• _Task description_: Single out the lines that include the word "offers". Copy them.

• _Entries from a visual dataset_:
* BEGIN *

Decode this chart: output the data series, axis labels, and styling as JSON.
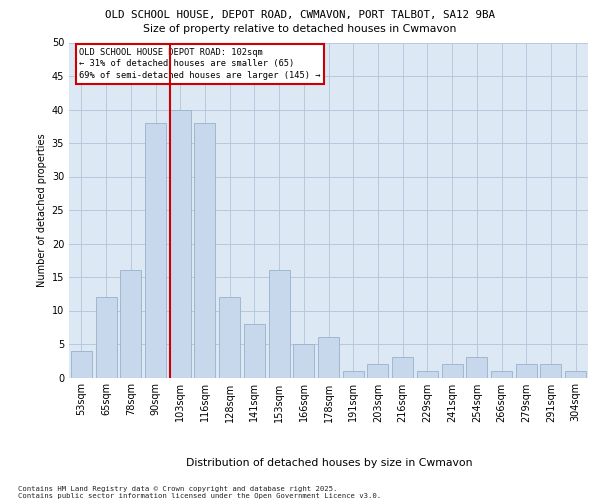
{
  "title_line1": "OLD SCHOOL HOUSE, DEPOT ROAD, CWMAVON, PORT TALBOT, SA12 9BA",
  "title_line2": "Size of property relative to detached houses in Cwmavon",
  "xlabel": "Distribution of detached houses by size in Cwmavon",
  "ylabel": "Number of detached properties",
  "categories": [
    "53sqm",
    "65sqm",
    "78sqm",
    "90sqm",
    "103sqm",
    "116sqm",
    "128sqm",
    "141sqm",
    "153sqm",
    "166sqm",
    "178sqm",
    "191sqm",
    "203sqm",
    "216sqm",
    "229sqm",
    "241sqm",
    "254sqm",
    "266sqm",
    "279sqm",
    "291sqm",
    "304sqm"
  ],
  "values": [
    4,
    12,
    16,
    38,
    40,
    38,
    12,
    8,
    16,
    5,
    6,
    1,
    2,
    3,
    1,
    2,
    3,
    1,
    2,
    2,
    1
  ],
  "bar_color": "#c8d8ec",
  "bar_edge_color": "#9ab0cc",
  "grid_color": "#b8c8dc",
  "background_color": "#dce8f4",
  "vline_color": "#cc0000",
  "vline_bar_index": 4,
  "annotation_line1": "OLD SCHOOL HOUSE DEPOT ROAD: 102sqm",
  "annotation_line2": "← 31% of detached houses are smaller (65)",
  "annotation_line3": "69% of semi-detached houses are larger (145) →",
  "footnote_line1": "Contains HM Land Registry data © Crown copyright and database right 2025.",
  "footnote_line2": "Contains public sector information licensed under the Open Government Licence v3.0.",
  "ylim": [
    0,
    50
  ],
  "yticks": [
    0,
    5,
    10,
    15,
    20,
    25,
    30,
    35,
    40,
    45,
    50
  ]
}
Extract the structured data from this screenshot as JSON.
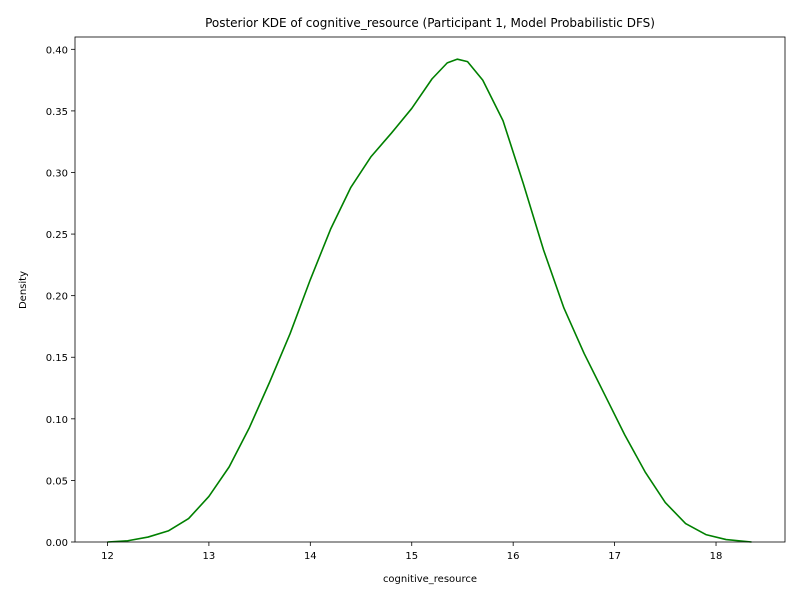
{
  "chart_data": {
    "type": "line",
    "title": "Posterior KDE of cognitive_resource (Participant 1, Model Probabilistic DFS)",
    "xlabel": "cognitive_resource",
    "ylabel": "Density",
    "xlim": [
      11.68,
      18.68
    ],
    "ylim": [
      0.0,
      0.41
    ],
    "xticks": [
      12,
      13,
      14,
      15,
      16,
      17,
      18
    ],
    "yticks": [
      0.0,
      0.05,
      0.1,
      0.15,
      0.2,
      0.25,
      0.3,
      0.35,
      0.4
    ],
    "xtick_labels": [
      "12",
      "13",
      "14",
      "15",
      "16",
      "17",
      "18"
    ],
    "ytick_labels": [
      "0.00",
      "0.05",
      "0.10",
      "0.15",
      "0.20",
      "0.25",
      "0.30",
      "0.35",
      "0.40"
    ],
    "grid": false,
    "line_color": "#008000",
    "series": [
      {
        "x": [
          12.0,
          12.2,
          12.4,
          12.6,
          12.8,
          13.0,
          13.2,
          13.4,
          13.6,
          13.8,
          14.0,
          14.2,
          14.4,
          14.6,
          14.8,
          15.0,
          15.2,
          15.35,
          15.45,
          15.55,
          15.7,
          15.9,
          16.1,
          16.3,
          16.5,
          16.7,
          16.9,
          17.1,
          17.3,
          17.5,
          17.7,
          17.9,
          18.1,
          18.35
        ],
        "values": [
          0.0,
          0.001,
          0.004,
          0.009,
          0.019,
          0.037,
          0.061,
          0.093,
          0.13,
          0.169,
          0.213,
          0.254,
          0.288,
          0.313,
          0.332,
          0.352,
          0.376,
          0.389,
          0.392,
          0.39,
          0.375,
          0.342,
          0.291,
          0.237,
          0.19,
          0.153,
          0.12,
          0.087,
          0.057,
          0.032,
          0.015,
          0.006,
          0.002,
          0.0
        ]
      }
    ]
  }
}
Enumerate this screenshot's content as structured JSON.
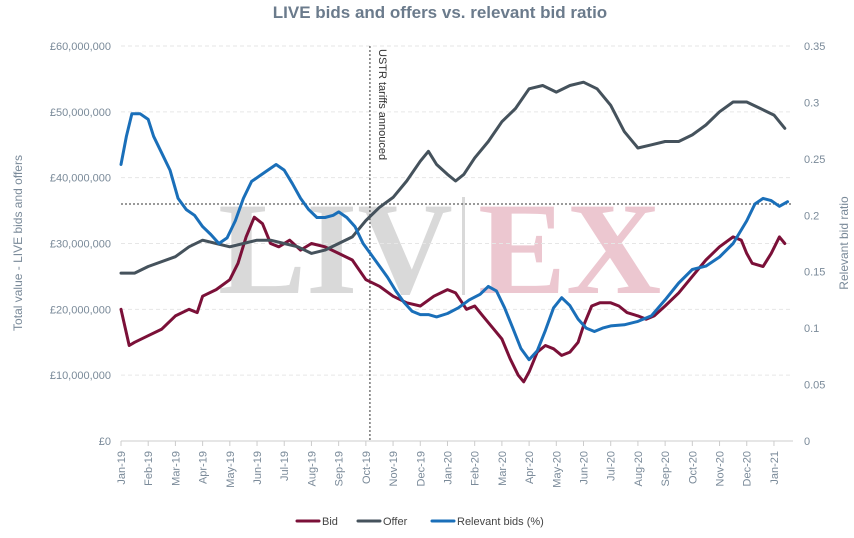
{
  "chart_data": {
    "type": "line",
    "title": "LIVE bids and offers vs. relevant bid ratio",
    "ylabel_left": "Total value - LIVE bids and offers",
    "ylabel_right": "Relevant bid ratio",
    "ylim_left": [
      0,
      60000000
    ],
    "ylim_right": [
      0,
      0.35
    ],
    "y_ticks_left": [
      "£0",
      "£10,000,000",
      "£20,000,000",
      "£30,000,000",
      "£40,000,000",
      "£50,000,000",
      "£60,000,000"
    ],
    "y_ticks_right": [
      "0",
      "0.05",
      "0.1",
      "0.15",
      "0.2",
      "0.25",
      "0.3",
      "0.35"
    ],
    "x_ticks": [
      "Jan-19",
      "Feb-19",
      "Mar-19",
      "Apr-19",
      "May-19",
      "Jun-19",
      "Jul-19",
      "Aug-19",
      "Sep-19",
      "Oct-19",
      "Nov-19",
      "Dec-19",
      "Jan-20",
      "Feb-20",
      "Mar-20",
      "Apr-20",
      "May-20",
      "Jun-20",
      "Jul-20",
      "Aug-20",
      "Sep-20",
      "Oct-20",
      "Nov-20",
      "Dec-20",
      "Jan-21"
    ],
    "grid": true,
    "legend_position": "bottom",
    "reference_line_right_axis": 0.21,
    "annotation": {
      "label": "USTR tariffs annouced",
      "x": 9.15
    },
    "watermark": "LIV|EX",
    "series": [
      {
        "name": "Bid",
        "color": "#7b1038",
        "axis": "left",
        "points": [
          [
            0,
            20000000
          ],
          [
            0.3,
            14500000
          ],
          [
            0.5,
            15000000
          ],
          [
            1,
            16000000
          ],
          [
            1.5,
            17000000
          ],
          [
            2,
            19000000
          ],
          [
            2.5,
            20000000
          ],
          [
            2.8,
            19500000
          ],
          [
            3,
            22000000
          ],
          [
            3.5,
            23000000
          ],
          [
            4,
            24500000
          ],
          [
            4.3,
            27000000
          ],
          [
            4.6,
            31000000
          ],
          [
            4.9,
            34000000
          ],
          [
            5.2,
            33000000
          ],
          [
            5.5,
            30000000
          ],
          [
            5.8,
            29500000
          ],
          [
            6.2,
            30500000
          ],
          [
            6.6,
            29000000
          ],
          [
            7,
            30000000
          ],
          [
            7.5,
            29500000
          ],
          [
            8,
            28500000
          ],
          [
            8.5,
            27500000
          ],
          [
            9,
            24500000
          ],
          [
            9.5,
            23500000
          ],
          [
            10,
            22000000
          ],
          [
            10.5,
            21000000
          ],
          [
            11,
            20500000
          ],
          [
            11.5,
            22000000
          ],
          [
            12,
            23000000
          ],
          [
            12.3,
            22500000
          ],
          [
            12.7,
            20000000
          ],
          [
            13,
            20500000
          ],
          [
            13.3,
            19000000
          ],
          [
            13.7,
            17000000
          ],
          [
            14,
            15500000
          ],
          [
            14.3,
            12500000
          ],
          [
            14.6,
            10000000
          ],
          [
            14.8,
            9000000
          ],
          [
            15,
            10500000
          ],
          [
            15.3,
            13500000
          ],
          [
            15.6,
            14500000
          ],
          [
            15.9,
            14000000
          ],
          [
            16.2,
            13000000
          ],
          [
            16.5,
            13500000
          ],
          [
            16.8,
            15000000
          ],
          [
            17,
            17500000
          ],
          [
            17.3,
            20500000
          ],
          [
            17.6,
            21000000
          ],
          [
            18,
            21000000
          ],
          [
            18.3,
            20500000
          ],
          [
            18.6,
            19500000
          ],
          [
            19,
            19000000
          ],
          [
            19.3,
            18500000
          ],
          [
            19.6,
            19000000
          ],
          [
            20,
            20500000
          ],
          [
            20.5,
            22500000
          ],
          [
            21,
            25000000
          ],
          [
            21.5,
            27500000
          ],
          [
            22,
            29500000
          ],
          [
            22.5,
            31000000
          ],
          [
            22.8,
            30500000
          ],
          [
            23,
            28500000
          ],
          [
            23.2,
            27000000
          ],
          [
            23.6,
            26500000
          ],
          [
            23.9,
            28500000
          ],
          [
            24.2,
            31000000
          ],
          [
            24.4,
            30000000
          ]
        ]
      },
      {
        "name": "Offer",
        "color": "#45525c",
        "axis": "left",
        "points": [
          [
            0,
            25500000
          ],
          [
            0.5,
            25500000
          ],
          [
            1,
            26500000
          ],
          [
            2,
            28000000
          ],
          [
            2.5,
            29500000
          ],
          [
            3,
            30500000
          ],
          [
            3.5,
            30000000
          ],
          [
            4,
            29500000
          ],
          [
            4.5,
            30000000
          ],
          [
            5,
            30500000
          ],
          [
            5.5,
            30500000
          ],
          [
            6,
            30000000
          ],
          [
            6.5,
            29500000
          ],
          [
            7,
            28500000
          ],
          [
            7.5,
            29000000
          ],
          [
            8,
            30000000
          ],
          [
            8.5,
            31000000
          ],
          [
            9,
            33500000
          ],
          [
            9.5,
            35500000
          ],
          [
            10,
            37000000
          ],
          [
            10.5,
            39500000
          ],
          [
            11,
            42500000
          ],
          [
            11.3,
            44000000
          ],
          [
            11.6,
            42000000
          ],
          [
            12,
            40500000
          ],
          [
            12.3,
            39500000
          ],
          [
            12.6,
            40500000
          ],
          [
            13,
            43000000
          ],
          [
            13.5,
            45500000
          ],
          [
            14,
            48500000
          ],
          [
            14.5,
            50500000
          ],
          [
            15,
            53500000
          ],
          [
            15.5,
            54000000
          ],
          [
            16,
            53000000
          ],
          [
            16.5,
            54000000
          ],
          [
            17,
            54500000
          ],
          [
            17.5,
            53500000
          ],
          [
            18,
            51000000
          ],
          [
            18.5,
            47000000
          ],
          [
            19,
            44500000
          ],
          [
            19.5,
            45000000
          ],
          [
            20,
            45500000
          ],
          [
            20.5,
            45500000
          ],
          [
            21,
            46500000
          ],
          [
            21.5,
            48000000
          ],
          [
            22,
            50000000
          ],
          [
            22.5,
            51500000
          ],
          [
            23,
            51500000
          ],
          [
            23.5,
            50500000
          ],
          [
            24,
            49500000
          ],
          [
            24.4,
            47500000
          ]
        ]
      },
      {
        "name": "Relevant bids (%)",
        "color": "#1a6fb9",
        "axis": "right",
        "points": [
          [
            0,
            0.245
          ],
          [
            0.2,
            0.27
          ],
          [
            0.4,
            0.29
          ],
          [
            0.7,
            0.29
          ],
          [
            1,
            0.285
          ],
          [
            1.2,
            0.27
          ],
          [
            1.5,
            0.255
          ],
          [
            1.8,
            0.24
          ],
          [
            2.1,
            0.215
          ],
          [
            2.4,
            0.205
          ],
          [
            2.7,
            0.2
          ],
          [
            3,
            0.19
          ],
          [
            3.3,
            0.183
          ],
          [
            3.6,
            0.175
          ],
          [
            3.9,
            0.18
          ],
          [
            4.2,
            0.195
          ],
          [
            4.5,
            0.215
          ],
          [
            4.8,
            0.23
          ],
          [
            5.1,
            0.235
          ],
          [
            5.4,
            0.24
          ],
          [
            5.7,
            0.245
          ],
          [
            6,
            0.24
          ],
          [
            6.3,
            0.228
          ],
          [
            6.6,
            0.215
          ],
          [
            6.9,
            0.205
          ],
          [
            7.2,
            0.198
          ],
          [
            7.5,
            0.198
          ],
          [
            7.8,
            0.2
          ],
          [
            8,
            0.203
          ],
          [
            8.3,
            0.198
          ],
          [
            8.6,
            0.19
          ],
          [
            8.9,
            0.175
          ],
          [
            9.2,
            0.165
          ],
          [
            9.5,
            0.155
          ],
          [
            9.8,
            0.145
          ],
          [
            10.1,
            0.133
          ],
          [
            10.4,
            0.123
          ],
          [
            10.7,
            0.115
          ],
          [
            11,
            0.112
          ],
          [
            11.3,
            0.112
          ],
          [
            11.6,
            0.11
          ],
          [
            12,
            0.113
          ],
          [
            12.4,
            0.118
          ],
          [
            12.8,
            0.125
          ],
          [
            13.2,
            0.13
          ],
          [
            13.5,
            0.137
          ],
          [
            13.8,
            0.133
          ],
          [
            14.1,
            0.118
          ],
          [
            14.4,
            0.1
          ],
          [
            14.7,
            0.082
          ],
          [
            15,
            0.072
          ],
          [
            15.3,
            0.08
          ],
          [
            15.6,
            0.098
          ],
          [
            15.9,
            0.118
          ],
          [
            16.2,
            0.127
          ],
          [
            16.5,
            0.12
          ],
          [
            16.8,
            0.108
          ],
          [
            17.1,
            0.1
          ],
          [
            17.4,
            0.097
          ],
          [
            17.7,
            0.1
          ],
          [
            18,
            0.102
          ],
          [
            18.5,
            0.103
          ],
          [
            19,
            0.106
          ],
          [
            19.5,
            0.111
          ],
          [
            20,
            0.125
          ],
          [
            20.5,
            0.14
          ],
          [
            21,
            0.152
          ],
          [
            21.5,
            0.155
          ],
          [
            22,
            0.163
          ],
          [
            22.5,
            0.175
          ],
          [
            23,
            0.195
          ],
          [
            23.3,
            0.21
          ],
          [
            23.6,
            0.215
          ],
          [
            23.9,
            0.213
          ],
          [
            24.2,
            0.208
          ],
          [
            24.5,
            0.212
          ]
        ]
      }
    ]
  }
}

* END *

• _Correct answer_:
    "title": "LIVE bids and offers vs. relevant bid ratio",
    "ylabel_left": "Total value - LIVE bids and offers",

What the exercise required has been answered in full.